:: SHORT EXERCISE ::
Pictures aside, quote the whole listing exactly.

:: PROVIDED INFORMATION ::
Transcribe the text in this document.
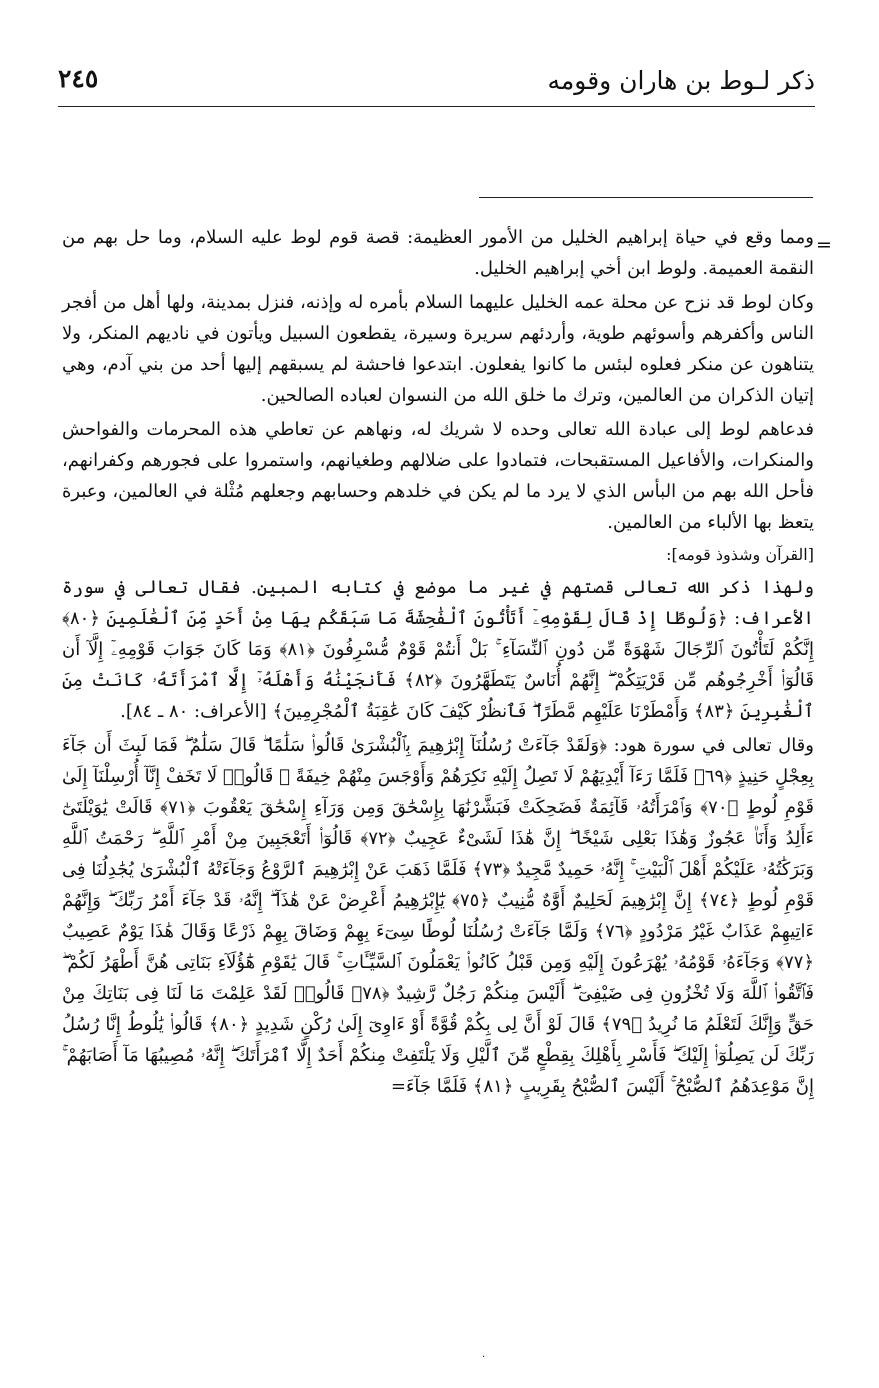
ذكر لـوط بن هاران وقومه
٢٤٥
=

ومما وقع في حياة إبراهيم الخليل من الأمور العظيمة: قصة قوم لوط عليه السلام، وما حل بهم من النقمة العميمة. ولوط ابن أخي إبراهيم الخليل.

وكان لوط قد نزح عن محلة عمه الخليل عليهما السلام بأمره له وإذنه، فنزل بمدينة، ولها أهل من أفجر الناس وأكفرهم وأسوئهم طوية، وأردئهم سريرة وسيرة، يقطعون السبيل ويأتون في ناديهم المنكر، ولا يتناهون عن منكر فعلوه لبئس ما كانوا يفعلون. ابتدعوا فاحشة لم يسبقهم إليها أحد من بني آدم، وهي إتيان الذكران من العالمين، وترك ما خلق الله من النسوان لعباده الصالحين.

فدعاهم لوط إلى عبادة الله تعالى وحده لا شريك له، ونهاهم عن تعاطي هذه المحرمات والفواحش والمنكرات، والأفاعيل المستقبحات، فتمادوا على ضلالهم وطغيانهم، واستمروا على فجورهم وكفرانهم، فأحل الله بهم من البأس الذي لا يرد ما لم يكن في خلدهم وحسابهم وجعلهم مُثْلة في العالمين، وعبرة يتعظ بها الألباء من العالمين.

[القرآن وشذوذ قومه]:

ولهذا ذكر الله تعالى قصتهم في غير ما موضع في كتابه المبين. فقال تعالى في سورة الأعراف: ﴿وَلُوطًا إِذْ قَالَ لِقَوْمِهِۦٓ أَتَأْتُونَ ٱلْفَٰحِشَةَ مَا سَبَقَكُم بِهَا مِنْ أَحَدٍ مِّنَ ٱلْعَٰلَمِينَ ﴿٨٠﴾ إِنَّكُمْ لَتَأْتُونَ ٱلرِّجَالَ شَهْوَةً مِّن دُونِ ٱلنِّسَآءِ ۚ بَلْ أَنتُمْ قَوْمٌ مُّسْرِفُونَ ﴿٨١﴾ وَمَا كَانَ جَوَابَ قَوْمِهِۦٓ إِلَّآ أَن قَالُوٓا۟ أَخْرِجُوهُم مِّن قَرْيَتِكُمْ ۖ إِنَّهُمْ أُنَاسٌ يَتَطَهَّرُونَ ﴿٨٢﴾ فَأَنجَيْنَٰهُ وَأَهْلَهُۥٓ إِلَّا ٱمْرَأَتَهُۥ كَانَتْ مِنَ ٱلْغَٰبِرِينَ ﴿٨٣﴾ وَأَمْطَرْنَا عَلَيْهِم مَّطَرًا ۖ فَٱنظُرْ كَيْفَ كَانَ عَٰقِبَةُ ٱلْمُجْرِمِينَ﴾ [الأعراف: ٨٠ ـ ٨٤].

وقال تعالى في سورة هود: ﴿وَلَقَدْ جَآءَتْ رُسُلُنَآ إِبْرَٰهِيمَ بِٱلْبُشْرَىٰ قَالُوا۟ سَلَٰمًا ۖ قَالَ سَلَٰمٌ ۖ فَمَا لَبِثَ أَن جَآءَ بِعِجْلٍ حَنِيذٍ ﴿٦٩﴾ فَلَمَّا رَءَآ أَيْدِيَهُمْ لَا تَصِلُ إِلَيْهِ نَكِرَهُمْ وَأَوْجَسَ مِنْهُمْ خِيفَةً ۚ قَالُوا۟ لَا تَخَفْ إِنَّآ أُرْسِلْنَآ إِلَىٰ قَوْمِ لُوطٍ ﴿٧٠﴾ وَٱمْرَأَتُهُۥ قَآئِمَةٌ فَضَحِكَتْ فَبَشَّرْنَٰهَا بِإِسْحَٰقَ وَمِن وَرَآءِ إِسْحَٰقَ يَعْقُوبَ ﴿٧١﴾ قَالَتْ يَٰوَيْلَتَىٰٓ ءَأَلِدُ وَأَنَا۠ عَجُوزٌ وَهَٰذَا بَعْلِى شَيْخًا ۖ إِنَّ هَٰذَا لَشَىْءٌ عَجِيبٌ ﴿٧٢﴾ قَالُوٓا۟ أَتَعْجَبِينَ مِنْ أَمْرِ ٱللَّهِ ۖ رَحْمَتُ ٱللَّهِ وَبَرَكَٰتُهُۥ عَلَيْكُمْ أَهْلَ ٱلْبَيْتِ ۚ إِنَّهُۥ حَمِيدٌ مَّجِيدٌ ﴿٧٣﴾ فَلَمَّا ذَهَبَ عَنْ إِبْرَٰهِيمَ ٱلرَّوْعُ وَجَآءَتْهُ ٱلْبُشْرَىٰ يُجَٰدِلُنَا فِى قَوْمِ لُوطٍ ﴿٧٤﴾ إِنَّ إِبْرَٰهِيمَ لَحَلِيمٌ أَوَّٰهٌ مُّنِيبٌ ﴿٧٥﴾ يَٰٓإِبْرَٰهِيمُ أَعْرِضْ عَنْ هَٰذَآ ۖ إِنَّهُۥ قَدْ جَآءَ أَمْرُ رَبِّكَ ۖ وَإِنَّهُمْ ءَاتِيهِمْ عَذَابٌ غَيْرُ مَرْدُودٍ ﴿٧٦﴾ وَلَمَّا جَآءَتْ رُسُلُنَا لُوطًا سِىٓءَ بِهِمْ وَضَاقَ بِهِمْ ذَرْعًا وَقَالَ هَٰذَا يَوْمٌ عَصِيبٌ ﴿٧٧﴾ وَجَآءَهُۥ قَوْمُهُۥ يُهْرَعُونَ إِلَيْهِ وَمِن قَبْلُ كَانُوا۟ يَعْمَلُونَ ٱلسَّيِّـَٔاتِ ۚ قَالَ يَٰقَوْمِ هَٰٓؤُلَآءِ بَنَاتِى هُنَّ أَطْهَرُ لَكُمْ ۖ فَٱتَّقُوا۟ ٱللَّهَ وَلَا تُخْزُونِ فِى ضَيْفِىٓ ۖ أَلَيْسَ مِنكُمْ رَجُلٌ رَّشِيدٌ ﴿٧٨﴾ قَالُوا۟ لَقَدْ عَلِمْتَ مَا لَنَا فِى بَنَاتِكَ مِنْ حَقٍّ وَإِنَّكَ لَتَعْلَمُ مَا نُرِيدُ ﴿٧٩﴾ قَالَ لَوْ أَنَّ لِى بِكُمْ قُوَّةً أَوْ ءَاوِىٓ إِلَىٰ رُكْنٍ شَدِيدٍ ﴿٨٠﴾ قَالُوا۟ يَٰلُوطُ إِنَّا رُسُلُ رَبِّكَ لَن يَصِلُوٓا۟ إِلَيْكَ ۖ فَأَسْرِ بِأَهْلِكَ بِقِطْعٍ مِّنَ ٱلَّيْلِ وَلَا يَلْتَفِتْ مِنكُمْ أَحَدٌ إِلَّا ٱمْرَأَتَكَ ۖ إِنَّهُۥ مُصِيبُهَا مَآ أَصَابَهُمْ ۚ إِنَّ مَوْعِدَهُمُ ٱلصُّبْحُ ۚ أَلَيْسَ ٱلصُّبْحُ بِقَرِيبٍ ﴿٨١﴾ فَلَمَّا جَآءَ=

·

:: TASK RESPONSE ::
Transcribe the text in this document.
ذكر لـوط بن هاران وقومه
٢٤٥
=

ومما وقع في حياة إبراهيم الخليل من الأمور العظيمة: قصة قوم لوط عليه السلام، وما حل بهم من النقمة العميمة. ولوط ابن أخي إبراهيم الخليل.

وكان لوط قد نزح عن محلة عمه الخليل عليهما السلام بأمره له وإذنه، فنزل بمدينة، ولها أهل من أفجر الناس وأكفرهم وأسوئهم طوية، وأردئهم سريرة وسيرة، يقطعون السبيل ويأتون في ناديهم المنكر، ولا يتناهون عن منكر فعلوه لبئس ما كانوا يفعلون. ابتدعوا فاحشة لم يسبقهم إليها أحد من بني آدم، وهي إتيان الذكران من العالمين، وترك ما خلق الله من النسوان لعباده الصالحين.

فدعاهم لوط إلى عبادة الله تعالى وحده لا شريك له، ونهاهم عن تعاطي هذه المحرمات والفواحش والمنكرات، والأفاعيل المستقبحات، فتمادوا على ضلالهم وطغيانهم، واستمروا على فجورهم وكفرانهم، فأحل الله بهم من البأس الذي لا يرد ما لم يكن في خلدهم وحسابهم وجعلهم مُثْلة في العالمين، وعبرة يتعظ بها الألباء من العالمين.

[القرآن وشذوذ قومه]:

ولهذا ذكر الله تعالى قصتهم في غير ما موضع في كتابه المبين. فقال تعالى في سورة الأعراف: ﴿وَلُوطًا إِذْ قَالَ لِقَوْمِهِۦٓ أَتَأْتُونَ ٱلْفَٰحِشَةَ مَا سَبَقَكُم بِهَا مِنْ أَحَدٍ مِّنَ ٱلْعَٰلَمِينَ ﴿٨٠﴾ إِنَّكُمْ لَتَأْتُونَ ٱلرِّجَالَ شَهْوَةً مِّن دُونِ ٱلنِّسَآءِ ۚ بَلْ أَنتُمْ قَوْمٌ مُّسْرِفُونَ ﴿٨١﴾ وَمَا كَانَ جَوَابَ قَوْمِهِۦٓ إِلَّآ أَن قَالُوٓا۟ أَخْرِجُوهُم مِّن قَرْيَتِكُمْ ۖ إِنَّهُمْ أُنَاسٌ يَتَطَهَّرُونَ ﴿٨٢﴾ فَأَنجَيْنَٰهُ وَأَهْلَهُۥٓ إِلَّا ٱمْرَأَتَهُۥ كَانَتْ مِنَ ٱلْغَٰبِرِينَ ﴿٨٣﴾ وَأَمْطَرْنَا عَلَيْهِم مَّطَرًا ۖ فَٱنظُرْ كَيْفَ كَانَ عَٰقِبَةُ ٱلْمُجْرِمِينَ﴾ [الأعراف: ٨٠ ـ ٨٤].

وقال تعالى في سورة هود: ﴿وَلَقَدْ جَآءَتْ رُسُلُنَآ إِبْرَٰهِيمَ بِٱلْبُشْرَىٰ قَالُوا۟ سَلَٰمًا ۖ قَالَ سَلَٰمٌ ۖ فَمَا لَبِثَ أَن جَآءَ بِعِجْلٍ حَنِيذٍ ﴿٦٩﴾ فَلَمَّا رَءَآ أَيْدِيَهُمْ لَا تَصِلُ إِلَيْهِ نَكِرَهُمْ وَأَوْجَسَ مِنْهُمْ خِيفَةً ۚ قَالُوا۟ لَا تَخَفْ إِنَّآ أُرْسِلْنَآ إِلَىٰ قَوْمِ لُوطٍ ﴿٧٠﴾ وَٱمْرَأَتُهُۥ قَآئِمَةٌ فَضَحِكَتْ فَبَشَّرْنَٰهَا بِإِسْحَٰقَ وَمِن وَرَآءِ إِسْحَٰقَ يَعْقُوبَ ﴿٧١﴾ قَالَتْ يَٰوَيْلَتَىٰٓ ءَأَلِدُ وَأَنَا۠ عَجُوزٌ وَهَٰذَا بَعْلِى شَيْخًا ۖ إِنَّ هَٰذَا لَشَىْءٌ عَجِيبٌ ﴿٧٢﴾ قَالُوٓا۟ أَتَعْجَبِينَ مِنْ أَمْرِ ٱللَّهِ ۖ رَحْمَتُ ٱللَّهِ وَبَرَكَٰتُهُۥ عَلَيْكُمْ أَهْلَ ٱلْبَيْتِ ۚ إِنَّهُۥ حَمِيدٌ مَّجِيدٌ ﴿٧٣﴾ فَلَمَّا ذَهَبَ عَنْ إِبْرَٰهِيمَ ٱلرَّوْعُ وَجَآءَتْهُ ٱلْبُشْرَىٰ يُجَٰدِلُنَا فِى قَوْمِ لُوطٍ ﴿٧٤﴾ إِنَّ إِبْرَٰهِيمَ لَحَلِيمٌ أَوَّٰهٌ مُّنِيبٌ ﴿٧٥﴾ يَٰٓإِبْرَٰهِيمُ أَعْرِضْ عَنْ هَٰذَآ ۖ إِنَّهُۥ قَدْ جَآءَ أَمْرُ رَبِّكَ ۖ وَإِنَّهُمْ ءَاتِيهِمْ عَذَابٌ غَيْرُ مَرْدُودٍ ﴿٧٦﴾ وَلَمَّا جَآءَتْ رُسُلُنَا لُوطًا سِىٓءَ بِهِمْ وَضَاقَ بِهِمْ ذَرْعًا وَقَالَ هَٰذَا يَوْمٌ عَصِيبٌ ﴿٧٧﴾ وَجَآءَهُۥ قَوْمُهُۥ يُهْرَعُونَ إِلَيْهِ وَمِن قَبْلُ كَانُوا۟ يَعْمَلُونَ ٱلسَّيِّـَٔاتِ ۚ قَالَ يَٰقَوْمِ هَٰٓؤُلَآءِ بَنَاتِى هُنَّ أَطْهَرُ لَكُمْ ۖ فَٱتَّقُوا۟ ٱللَّهَ وَلَا تُخْزُونِ فِى ضَيْفِىٓ ۖ أَلَيْسَ مِنكُمْ رَجُلٌ رَّشِيدٌ ﴿٧٨﴾ قَالُوا۟ لَقَدْ عَلِمْتَ مَا لَنَا فِى بَنَاتِكَ مِنْ حَقٍّ وَإِنَّكَ لَتَعْلَمُ مَا نُرِيدُ ﴿٧٩﴾ قَالَ لَوْ أَنَّ لِى بِكُمْ قُوَّةً أَوْ ءَاوِىٓ إِلَىٰ رُكْنٍ شَدِيدٍ ﴿٨٠﴾ قَالُوا۟ يَٰلُوطُ إِنَّا رُسُلُ رَبِّكَ لَن يَصِلُوٓا۟ إِلَيْكَ ۖ فَأَسْرِ بِأَهْلِكَ بِقِطْعٍ مِّنَ ٱلَّيْلِ وَلَا يَلْتَفِتْ مِنكُمْ أَحَدٌ إِلَّا ٱمْرَأَتَكَ ۖ إِنَّهُۥ مُصِيبُهَا مَآ أَصَابَهُمْ ۚ إِنَّ مَوْعِدَهُمُ ٱلصُّبْحُ ۚ أَلَيْسَ ٱلصُّبْحُ بِقَرِيبٍ ﴿٨١﴾ فَلَمَّا جَآءَ=

·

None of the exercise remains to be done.